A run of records
□ □ □ □

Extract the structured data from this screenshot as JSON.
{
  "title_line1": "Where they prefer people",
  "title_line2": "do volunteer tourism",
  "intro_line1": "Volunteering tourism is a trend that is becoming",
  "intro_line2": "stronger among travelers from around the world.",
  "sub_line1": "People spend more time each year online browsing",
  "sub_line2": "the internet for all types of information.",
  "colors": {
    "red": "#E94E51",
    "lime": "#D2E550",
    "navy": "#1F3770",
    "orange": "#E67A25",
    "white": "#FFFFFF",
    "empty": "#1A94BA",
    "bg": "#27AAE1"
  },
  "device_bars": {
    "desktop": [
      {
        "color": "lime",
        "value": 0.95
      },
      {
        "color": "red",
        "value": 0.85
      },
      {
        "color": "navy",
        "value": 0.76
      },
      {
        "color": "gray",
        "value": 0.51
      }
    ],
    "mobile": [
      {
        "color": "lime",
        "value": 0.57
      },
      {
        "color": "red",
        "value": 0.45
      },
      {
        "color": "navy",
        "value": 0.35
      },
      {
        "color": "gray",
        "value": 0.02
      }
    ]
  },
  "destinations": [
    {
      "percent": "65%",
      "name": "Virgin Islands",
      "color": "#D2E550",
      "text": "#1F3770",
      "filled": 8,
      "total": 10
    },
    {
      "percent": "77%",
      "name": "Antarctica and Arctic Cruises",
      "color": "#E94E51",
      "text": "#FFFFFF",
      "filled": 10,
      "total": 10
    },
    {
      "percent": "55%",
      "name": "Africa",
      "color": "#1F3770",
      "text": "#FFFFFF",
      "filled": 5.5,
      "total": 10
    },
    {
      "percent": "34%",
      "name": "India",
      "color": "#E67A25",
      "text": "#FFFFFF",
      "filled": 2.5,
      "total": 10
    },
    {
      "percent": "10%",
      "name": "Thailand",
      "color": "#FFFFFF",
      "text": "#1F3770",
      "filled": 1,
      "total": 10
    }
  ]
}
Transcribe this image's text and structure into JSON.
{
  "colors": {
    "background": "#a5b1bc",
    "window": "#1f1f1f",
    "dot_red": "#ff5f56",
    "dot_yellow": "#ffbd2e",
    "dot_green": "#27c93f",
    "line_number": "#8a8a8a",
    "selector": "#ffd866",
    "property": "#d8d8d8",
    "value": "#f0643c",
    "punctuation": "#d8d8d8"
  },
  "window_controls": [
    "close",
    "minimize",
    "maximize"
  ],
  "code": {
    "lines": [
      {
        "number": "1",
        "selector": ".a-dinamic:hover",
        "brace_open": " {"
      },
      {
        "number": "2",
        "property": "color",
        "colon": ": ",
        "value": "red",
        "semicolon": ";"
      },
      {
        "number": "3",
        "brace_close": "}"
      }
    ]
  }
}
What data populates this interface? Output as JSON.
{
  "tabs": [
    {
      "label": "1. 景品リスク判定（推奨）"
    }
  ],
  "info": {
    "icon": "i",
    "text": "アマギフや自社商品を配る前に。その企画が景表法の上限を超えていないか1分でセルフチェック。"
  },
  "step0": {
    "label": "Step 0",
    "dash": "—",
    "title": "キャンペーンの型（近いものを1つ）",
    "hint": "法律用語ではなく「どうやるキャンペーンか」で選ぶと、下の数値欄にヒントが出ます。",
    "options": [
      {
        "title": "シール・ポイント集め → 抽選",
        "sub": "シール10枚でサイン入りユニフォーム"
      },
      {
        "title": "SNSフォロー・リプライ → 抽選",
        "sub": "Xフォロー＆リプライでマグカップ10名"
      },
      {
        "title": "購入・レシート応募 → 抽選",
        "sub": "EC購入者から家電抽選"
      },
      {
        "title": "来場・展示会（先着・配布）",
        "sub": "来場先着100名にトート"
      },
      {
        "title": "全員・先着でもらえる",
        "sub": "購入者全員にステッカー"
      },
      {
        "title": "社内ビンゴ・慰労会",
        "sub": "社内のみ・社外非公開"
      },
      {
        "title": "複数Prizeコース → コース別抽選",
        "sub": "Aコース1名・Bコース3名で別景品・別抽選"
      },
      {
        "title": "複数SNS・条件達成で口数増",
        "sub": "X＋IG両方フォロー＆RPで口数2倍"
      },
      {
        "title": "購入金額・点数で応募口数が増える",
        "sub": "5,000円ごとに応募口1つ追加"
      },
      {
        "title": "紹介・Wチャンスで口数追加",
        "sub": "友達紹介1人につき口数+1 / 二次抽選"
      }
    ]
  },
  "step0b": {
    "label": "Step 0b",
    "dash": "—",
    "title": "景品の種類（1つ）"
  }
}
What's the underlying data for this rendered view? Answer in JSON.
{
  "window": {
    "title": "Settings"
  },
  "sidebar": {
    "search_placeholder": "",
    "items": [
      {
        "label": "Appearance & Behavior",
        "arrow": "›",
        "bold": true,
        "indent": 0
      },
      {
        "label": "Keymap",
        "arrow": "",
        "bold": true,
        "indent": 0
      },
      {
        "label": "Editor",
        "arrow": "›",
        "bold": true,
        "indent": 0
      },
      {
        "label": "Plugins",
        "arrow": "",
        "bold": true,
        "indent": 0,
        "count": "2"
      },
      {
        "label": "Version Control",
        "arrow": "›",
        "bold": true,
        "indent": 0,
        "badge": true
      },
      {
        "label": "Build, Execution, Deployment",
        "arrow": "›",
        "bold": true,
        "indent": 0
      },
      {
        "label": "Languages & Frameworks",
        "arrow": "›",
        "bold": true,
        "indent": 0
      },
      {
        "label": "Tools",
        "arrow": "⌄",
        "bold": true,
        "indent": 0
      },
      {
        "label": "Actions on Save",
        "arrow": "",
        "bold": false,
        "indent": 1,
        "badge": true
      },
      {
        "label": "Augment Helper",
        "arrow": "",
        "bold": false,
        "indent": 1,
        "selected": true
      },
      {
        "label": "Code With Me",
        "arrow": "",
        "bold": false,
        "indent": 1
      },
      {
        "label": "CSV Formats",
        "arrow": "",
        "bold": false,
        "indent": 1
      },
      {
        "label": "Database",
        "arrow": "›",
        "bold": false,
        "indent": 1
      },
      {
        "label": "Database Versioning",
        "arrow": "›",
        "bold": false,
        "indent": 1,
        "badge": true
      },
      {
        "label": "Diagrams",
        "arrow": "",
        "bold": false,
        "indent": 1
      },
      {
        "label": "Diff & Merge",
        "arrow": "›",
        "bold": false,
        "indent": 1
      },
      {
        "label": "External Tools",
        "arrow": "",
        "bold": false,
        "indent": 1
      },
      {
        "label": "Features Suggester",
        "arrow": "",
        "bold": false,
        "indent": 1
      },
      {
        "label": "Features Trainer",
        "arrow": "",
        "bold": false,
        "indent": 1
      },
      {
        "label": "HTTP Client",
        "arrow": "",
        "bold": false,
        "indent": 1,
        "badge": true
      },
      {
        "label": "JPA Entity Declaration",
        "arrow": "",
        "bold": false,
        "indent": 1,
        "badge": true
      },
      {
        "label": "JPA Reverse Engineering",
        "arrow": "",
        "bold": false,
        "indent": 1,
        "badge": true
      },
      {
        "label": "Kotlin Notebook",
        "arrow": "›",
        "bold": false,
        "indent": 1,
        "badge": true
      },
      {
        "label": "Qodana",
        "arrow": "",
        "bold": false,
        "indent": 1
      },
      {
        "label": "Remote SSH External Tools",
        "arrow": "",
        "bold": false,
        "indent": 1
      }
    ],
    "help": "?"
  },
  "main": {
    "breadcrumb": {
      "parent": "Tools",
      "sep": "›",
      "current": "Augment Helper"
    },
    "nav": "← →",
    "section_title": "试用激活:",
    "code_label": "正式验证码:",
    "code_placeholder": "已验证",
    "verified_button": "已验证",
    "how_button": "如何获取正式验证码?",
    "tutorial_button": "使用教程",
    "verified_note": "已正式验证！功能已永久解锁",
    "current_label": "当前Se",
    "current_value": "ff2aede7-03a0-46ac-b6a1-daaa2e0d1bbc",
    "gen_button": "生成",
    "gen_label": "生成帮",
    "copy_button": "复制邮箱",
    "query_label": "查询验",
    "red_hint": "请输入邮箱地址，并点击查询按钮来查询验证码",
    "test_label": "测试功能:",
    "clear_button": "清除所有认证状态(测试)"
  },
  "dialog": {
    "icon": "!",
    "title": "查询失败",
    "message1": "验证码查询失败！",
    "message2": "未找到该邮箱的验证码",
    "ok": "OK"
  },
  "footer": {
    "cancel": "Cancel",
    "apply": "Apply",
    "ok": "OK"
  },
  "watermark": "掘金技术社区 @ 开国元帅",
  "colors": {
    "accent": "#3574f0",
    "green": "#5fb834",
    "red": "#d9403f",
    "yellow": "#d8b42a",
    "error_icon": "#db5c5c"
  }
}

□ □ □ □

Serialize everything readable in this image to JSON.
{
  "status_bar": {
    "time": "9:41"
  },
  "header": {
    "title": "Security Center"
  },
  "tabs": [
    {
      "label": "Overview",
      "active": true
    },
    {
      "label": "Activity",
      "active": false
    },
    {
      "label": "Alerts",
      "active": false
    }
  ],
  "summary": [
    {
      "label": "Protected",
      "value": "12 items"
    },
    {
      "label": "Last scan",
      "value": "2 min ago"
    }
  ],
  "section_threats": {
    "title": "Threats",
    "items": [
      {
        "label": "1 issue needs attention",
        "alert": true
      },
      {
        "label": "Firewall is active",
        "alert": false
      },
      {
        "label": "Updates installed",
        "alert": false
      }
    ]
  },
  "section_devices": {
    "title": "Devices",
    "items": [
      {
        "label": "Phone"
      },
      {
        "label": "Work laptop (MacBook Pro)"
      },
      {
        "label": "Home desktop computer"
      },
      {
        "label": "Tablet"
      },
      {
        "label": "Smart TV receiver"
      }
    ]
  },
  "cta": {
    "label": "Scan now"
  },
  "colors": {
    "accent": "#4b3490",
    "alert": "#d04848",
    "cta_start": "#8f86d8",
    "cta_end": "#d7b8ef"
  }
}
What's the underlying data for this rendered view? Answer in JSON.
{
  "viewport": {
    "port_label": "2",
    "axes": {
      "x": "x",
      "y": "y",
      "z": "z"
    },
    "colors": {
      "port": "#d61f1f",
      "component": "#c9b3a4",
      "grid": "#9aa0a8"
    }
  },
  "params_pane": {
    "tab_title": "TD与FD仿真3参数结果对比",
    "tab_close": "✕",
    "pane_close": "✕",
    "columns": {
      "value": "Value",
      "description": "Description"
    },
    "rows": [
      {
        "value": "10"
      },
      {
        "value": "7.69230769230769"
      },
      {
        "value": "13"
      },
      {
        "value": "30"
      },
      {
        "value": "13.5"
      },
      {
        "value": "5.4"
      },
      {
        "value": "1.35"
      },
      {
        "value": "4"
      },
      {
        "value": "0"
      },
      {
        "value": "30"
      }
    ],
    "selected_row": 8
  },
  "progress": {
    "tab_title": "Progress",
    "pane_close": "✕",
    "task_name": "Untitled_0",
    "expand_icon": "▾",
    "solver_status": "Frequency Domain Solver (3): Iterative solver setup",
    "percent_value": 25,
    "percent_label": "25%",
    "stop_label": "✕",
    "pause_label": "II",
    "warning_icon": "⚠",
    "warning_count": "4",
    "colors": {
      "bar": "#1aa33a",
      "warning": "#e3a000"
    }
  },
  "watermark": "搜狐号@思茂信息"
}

□ □ □ □

◆ Description of the task: Looking at the material above, count the lines that hold "selector" and give the total alone.

◆ Full solution: 2